____ SUPPLIED MATERIAL

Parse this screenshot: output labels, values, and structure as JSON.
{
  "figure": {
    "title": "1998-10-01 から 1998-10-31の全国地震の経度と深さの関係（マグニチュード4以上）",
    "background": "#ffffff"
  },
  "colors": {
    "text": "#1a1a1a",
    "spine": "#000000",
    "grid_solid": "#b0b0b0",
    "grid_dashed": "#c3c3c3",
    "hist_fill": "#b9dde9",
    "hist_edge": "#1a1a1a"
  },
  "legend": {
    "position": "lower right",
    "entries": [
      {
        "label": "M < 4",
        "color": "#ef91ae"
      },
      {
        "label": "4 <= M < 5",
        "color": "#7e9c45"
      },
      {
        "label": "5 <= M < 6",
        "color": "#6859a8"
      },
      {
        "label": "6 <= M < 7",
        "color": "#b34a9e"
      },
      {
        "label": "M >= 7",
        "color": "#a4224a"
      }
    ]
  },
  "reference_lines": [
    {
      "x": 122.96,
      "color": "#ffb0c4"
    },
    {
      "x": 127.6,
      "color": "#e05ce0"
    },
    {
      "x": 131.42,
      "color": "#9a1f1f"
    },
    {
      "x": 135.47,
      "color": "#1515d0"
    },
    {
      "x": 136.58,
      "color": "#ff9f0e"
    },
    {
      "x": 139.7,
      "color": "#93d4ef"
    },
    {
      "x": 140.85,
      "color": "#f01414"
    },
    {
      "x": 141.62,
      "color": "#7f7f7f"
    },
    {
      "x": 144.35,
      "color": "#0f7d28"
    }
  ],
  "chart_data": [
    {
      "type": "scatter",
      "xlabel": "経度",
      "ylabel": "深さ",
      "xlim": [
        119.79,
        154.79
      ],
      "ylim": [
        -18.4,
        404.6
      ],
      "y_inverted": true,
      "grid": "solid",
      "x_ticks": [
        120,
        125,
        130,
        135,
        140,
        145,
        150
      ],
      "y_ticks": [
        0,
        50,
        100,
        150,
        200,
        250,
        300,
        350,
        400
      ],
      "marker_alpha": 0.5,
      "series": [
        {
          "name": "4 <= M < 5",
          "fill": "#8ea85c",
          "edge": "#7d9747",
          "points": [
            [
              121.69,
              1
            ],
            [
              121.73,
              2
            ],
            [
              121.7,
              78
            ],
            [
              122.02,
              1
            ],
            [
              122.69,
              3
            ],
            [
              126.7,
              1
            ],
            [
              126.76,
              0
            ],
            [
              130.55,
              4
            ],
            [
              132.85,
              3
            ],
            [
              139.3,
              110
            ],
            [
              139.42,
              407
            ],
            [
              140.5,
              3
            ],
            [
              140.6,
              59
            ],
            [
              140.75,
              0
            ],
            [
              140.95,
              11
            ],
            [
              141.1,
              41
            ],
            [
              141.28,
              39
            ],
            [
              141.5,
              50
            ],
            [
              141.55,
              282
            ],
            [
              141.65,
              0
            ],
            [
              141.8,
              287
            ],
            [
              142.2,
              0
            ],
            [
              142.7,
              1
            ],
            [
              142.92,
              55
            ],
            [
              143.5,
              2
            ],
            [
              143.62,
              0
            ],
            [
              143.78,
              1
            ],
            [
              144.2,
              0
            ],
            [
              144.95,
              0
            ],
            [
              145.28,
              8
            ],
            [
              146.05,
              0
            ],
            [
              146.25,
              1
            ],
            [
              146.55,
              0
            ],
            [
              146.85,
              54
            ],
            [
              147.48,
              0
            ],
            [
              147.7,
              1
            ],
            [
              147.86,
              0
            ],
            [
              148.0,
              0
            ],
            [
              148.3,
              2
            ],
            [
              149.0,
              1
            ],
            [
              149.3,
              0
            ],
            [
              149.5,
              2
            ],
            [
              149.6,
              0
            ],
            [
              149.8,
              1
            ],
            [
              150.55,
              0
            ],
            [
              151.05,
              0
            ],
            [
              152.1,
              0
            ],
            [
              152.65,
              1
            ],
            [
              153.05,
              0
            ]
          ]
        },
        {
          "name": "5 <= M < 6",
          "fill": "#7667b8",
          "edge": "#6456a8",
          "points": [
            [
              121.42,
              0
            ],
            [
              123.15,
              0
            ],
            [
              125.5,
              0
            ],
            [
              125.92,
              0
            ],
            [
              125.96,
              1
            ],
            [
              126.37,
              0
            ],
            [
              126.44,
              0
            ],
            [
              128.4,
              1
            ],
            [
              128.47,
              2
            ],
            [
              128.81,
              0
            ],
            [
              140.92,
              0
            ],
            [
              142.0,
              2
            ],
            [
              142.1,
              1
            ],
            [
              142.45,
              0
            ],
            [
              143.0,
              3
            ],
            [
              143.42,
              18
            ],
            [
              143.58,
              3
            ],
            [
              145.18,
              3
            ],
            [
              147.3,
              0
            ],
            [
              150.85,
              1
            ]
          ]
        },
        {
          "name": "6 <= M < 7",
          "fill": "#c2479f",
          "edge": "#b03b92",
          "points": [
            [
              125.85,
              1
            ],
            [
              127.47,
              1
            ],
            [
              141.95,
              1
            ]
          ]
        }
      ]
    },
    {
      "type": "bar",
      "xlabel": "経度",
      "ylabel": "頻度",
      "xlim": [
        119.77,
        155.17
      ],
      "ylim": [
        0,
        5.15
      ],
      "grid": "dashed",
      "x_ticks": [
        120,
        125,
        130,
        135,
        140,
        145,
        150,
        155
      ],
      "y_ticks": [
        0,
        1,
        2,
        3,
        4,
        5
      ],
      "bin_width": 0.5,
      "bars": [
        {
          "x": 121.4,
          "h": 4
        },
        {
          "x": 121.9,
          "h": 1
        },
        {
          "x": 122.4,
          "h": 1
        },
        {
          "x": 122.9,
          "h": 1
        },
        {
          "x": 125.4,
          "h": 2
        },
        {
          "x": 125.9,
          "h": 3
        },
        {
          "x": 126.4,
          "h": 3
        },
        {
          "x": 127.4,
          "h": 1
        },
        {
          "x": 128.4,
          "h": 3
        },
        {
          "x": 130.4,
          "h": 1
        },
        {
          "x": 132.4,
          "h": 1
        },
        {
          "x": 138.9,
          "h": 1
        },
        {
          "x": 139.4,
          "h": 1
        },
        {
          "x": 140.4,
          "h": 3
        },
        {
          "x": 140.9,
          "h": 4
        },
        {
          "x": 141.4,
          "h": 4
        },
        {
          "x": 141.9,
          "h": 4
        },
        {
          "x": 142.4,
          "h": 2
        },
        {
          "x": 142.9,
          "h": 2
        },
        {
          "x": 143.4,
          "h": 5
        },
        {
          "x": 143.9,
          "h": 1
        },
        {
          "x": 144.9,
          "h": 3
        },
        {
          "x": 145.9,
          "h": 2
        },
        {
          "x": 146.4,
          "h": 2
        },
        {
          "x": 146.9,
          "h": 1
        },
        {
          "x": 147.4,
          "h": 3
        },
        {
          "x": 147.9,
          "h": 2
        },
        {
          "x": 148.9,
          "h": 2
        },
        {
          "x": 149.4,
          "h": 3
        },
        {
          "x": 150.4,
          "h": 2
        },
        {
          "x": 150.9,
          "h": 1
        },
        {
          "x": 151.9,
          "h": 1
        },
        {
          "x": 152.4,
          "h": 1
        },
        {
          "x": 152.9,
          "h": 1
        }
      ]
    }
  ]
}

________

◆ EXERCISE
From the records above, extract every entry exactly as given.

◆ TASK OUTPUT
Parse this screenshot: output labels, values, and structure as JSON.
{
  "figure": {
    "title": "1998-10-01 から 1998-10-31の全国地震の経度と深さの関係（マグニチュード4以上）",
    "background": "#ffffff"
  },
  "colors": {
    "text": "#1a1a1a",
    "spine": "#000000",
    "grid_solid": "#b0b0b0",
    "grid_dashed": "#c3c3c3",
    "hist_fill": "#b9dde9",
    "hist_edge": "#1a1a1a"
  },
  "legend": {
    "position": "lower right",
    "entries": [
      {
        "label": "M < 4",
        "color": "#ef91ae"
      },
      {
        "label": "4 <= M < 5",
        "color": "#7e9c45"
      },
      {
        "label": "5 <= M < 6",
        "color": "#6859a8"
      },
      {
        "label": "6 <= M < 7",
        "color": "#b34a9e"
      },
      {
        "label": "M >= 7",
        "color": "#a4224a"
      }
    ]
  },
  "reference_lines": [
    {
      "x": 122.96,
      "color": "#ffb0c4"
    },
    {
      "x": 127.6,
      "color": "#e05ce0"
    },
    {
      "x": 131.42,
      "color": "#9a1f1f"
    },
    {
      "x": 135.47,
      "color": "#1515d0"
    },
    {
      "x": 136.58,
      "color": "#ff9f0e"
    },
    {
      "x": 139.7,
      "color": "#93d4ef"
    },
    {
      "x": 140.85,
      "color": "#f01414"
    },
    {
      "x": 141.62,
      "color": "#7f7f7f"
    },
    {
      "x": 144.35,
      "color": "#0f7d28"
    }
  ],
  "chart_data": [
    {
      "type": "scatter",
      "xlabel": "経度",
      "ylabel": "深さ",
      "xlim": [
        119.79,
        154.79
      ],
      "ylim": [
        -18.4,
        404.6
      ],
      "y_inverted": true,
      "grid": "solid",
      "x_ticks": [
        120,
        125,
        130,
        135,
        140,
        145,
        150
      ],
      "y_ticks": [
        0,
        50,
        100,
        150,
        200,
        250,
        300,
        350,
        400
      ],
      "marker_alpha": 0.5,
      "series": [
        {
          "name": "4 <= M < 5",
          "fill": "#8ea85c",
          "edge": "#7d9747",
          "points": [
            [
              121.69,
              1
            ],
            [
              121.73,
              2
            ],
            [
              121.7,
              78
            ],
            [
              122.02,
              1
            ],
            [
              122.69,
              3
            ],
            [
              126.7,
              1
            ],
            [
              126.76,
              0
            ],
            [
              130.55,
              4
            ],
            [
              132.85,
              3
            ],
            [
              139.3,
              110
            ],
            [
              139.42,
              407
            ],
            [
              140.5,
              3
            ],
            [
              140.6,
              59
            ],
            [
              140.75,
              0
            ],
            [
              140.95,
              11
            ],
            [
              141.1,
              41
            ],
            [
              141.28,
              39
            ],
            [
              141.5,
              50
            ],
            [
              141.55,
              282
            ],
            [
              141.65,
              0
            ],
            [
              141.8,
              287
            ],
            [
              142.2,
              0
            ],
            [
              142.7,
              1
            ],
            [
              142.92,
              55
            ],
            [
              143.5,
              2
            ],
            [
              143.62,
              0
            ],
            [
              143.78,
              1
            ],
            [
              144.2,
              0
            ],
            [
              144.95,
              0
            ],
            [
              145.28,
              8
            ],
            [
              146.05,
              0
            ],
            [
              146.25,
              1
            ],
            [
              146.55,
              0
            ],
            [
              146.85,
              54
            ],
            [
              147.48,
              0
            ],
            [
              147.7,
              1
            ],
            [
              147.86,
              0
            ],
            [
              148.0,
              0
            ],
            [
              148.3,
              2
            ],
            [
              149.0,
              1
            ],
            [
              149.3,
              0
            ],
            [
              149.5,
              2
            ],
            [
              149.6,
              0
            ],
            [
              149.8,
              1
            ],
            [
              150.55,
              0
            ],
            [
              151.05,
              0
            ],
            [
              152.1,
              0
            ],
            [
              152.65,
              1
            ],
            [
              153.05,
              0
            ]
          ]
        },
        {
          "name": "5 <= M < 6",
          "fill": "#7667b8",
          "edge": "#6456a8",
          "points": [
            [
              121.42,
              0
            ],
            [
              123.15,
              0
            ],
            [
              125.5,
              0
            ],
            [
              125.92,
              0
            ],
            [
              125.96,
              1
            ],
            [
              126.37,
              0
            ],
            [
              126.44,
              0
            ],
            [
              128.4,
              1
            ],
            [
              128.47,
              2
            ],
            [
              128.81,
              0
            ],
            [
              140.92,
              0
            ],
            [
              142.0,
              2
            ],
            [
              142.1,
              1
            ],
            [
              142.45,
              0
            ],
            [
              143.0,
              3
            ],
            [
              143.42,
              18
            ],
            [
              143.58,
              3
            ],
            [
              145.18,
              3
            ],
            [
              147.3,
              0
            ],
            [
              150.85,
              1
            ]
          ]
        },
        {
          "name": "6 <= M < 7",
          "fill": "#c2479f",
          "edge": "#b03b92",
          "points": [
            [
              125.85,
              1
            ],
            [
              127.47,
              1
            ],
            [
              141.95,
              1
            ]
          ]
        }
      ]
    },
    {
      "type": "bar",
      "xlabel": "経度",
      "ylabel": "頻度",
      "xlim": [
        119.77,
        155.17
      ],
      "ylim": [
        0,
        5.15
      ],
      "grid": "dashed",
      "x_ticks": [
        120,
        125,
        130,
        135,
        140,
        145,
        150,
        155
      ],
      "y_ticks": [
        0,
        1,
        2,
        3,
        4,
        5
      ],
      "bin_width": 0.5,
      "bars": [
        {
          "x": 121.4,
          "h": 4
        },
        {
          "x": 121.9,
          "h": 1
        },
        {
          "x": 122.4,
          "h": 1
        },
        {
          "x": 122.9,
          "h": 1
        },
        {
          "x": 125.4,
          "h": 2
        },
        {
          "x": 125.9,
          "h": 3
        },
        {
          "x": 126.4,
          "h": 3
        },
        {
          "x": 127.4,
          "h": 1
        },
        {
          "x": 128.4,
          "h": 3
        },
        {
          "x": 130.4,
          "h": 1
        },
        {
          "x": 132.4,
          "h": 1
        },
        {
          "x": 138.9,
          "h": 1
        },
        {
          "x": 139.4,
          "h": 1
        },
        {
          "x": 140.4,
          "h": 3
        },
        {
          "x": 140.9,
          "h": 4
        },
        {
          "x": 141.4,
          "h": 4
        },
        {
          "x": 141.9,
          "h": 4
        },
        {
          "x": 142.4,
          "h": 2
        },
        {
          "x": 142.9,
          "h": 2
        },
        {
          "x": 143.4,
          "h": 5
        },
        {
          "x": 143.9,
          "h": 1
        },
        {
          "x": 144.9,
          "h": 3
        },
        {
          "x": 145.9,
          "h": 2
        },
        {
          "x": 146.4,
          "h": 2
        },
        {
          "x": 146.9,
          "h": 1
        },
        {
          "x": 147.4,
          "h": 3
        },
        {
          "x": 147.9,
          "h": 2
        },
        {
          "x": 148.9,
          "h": 2
        },
        {
          "x": 149.4,
          "h": 3
        },
        {
          "x": 150.4,
          "h": 2
        },
        {
          "x": 150.9,
          "h": 1
        },
        {
          "x": 151.9,
          "h": 1
        },
        {
          "x": 152.4,
          "h": 1
        },
        {
          "x": 152.9,
          "h": 1
        }
      ]
    }
  ]
}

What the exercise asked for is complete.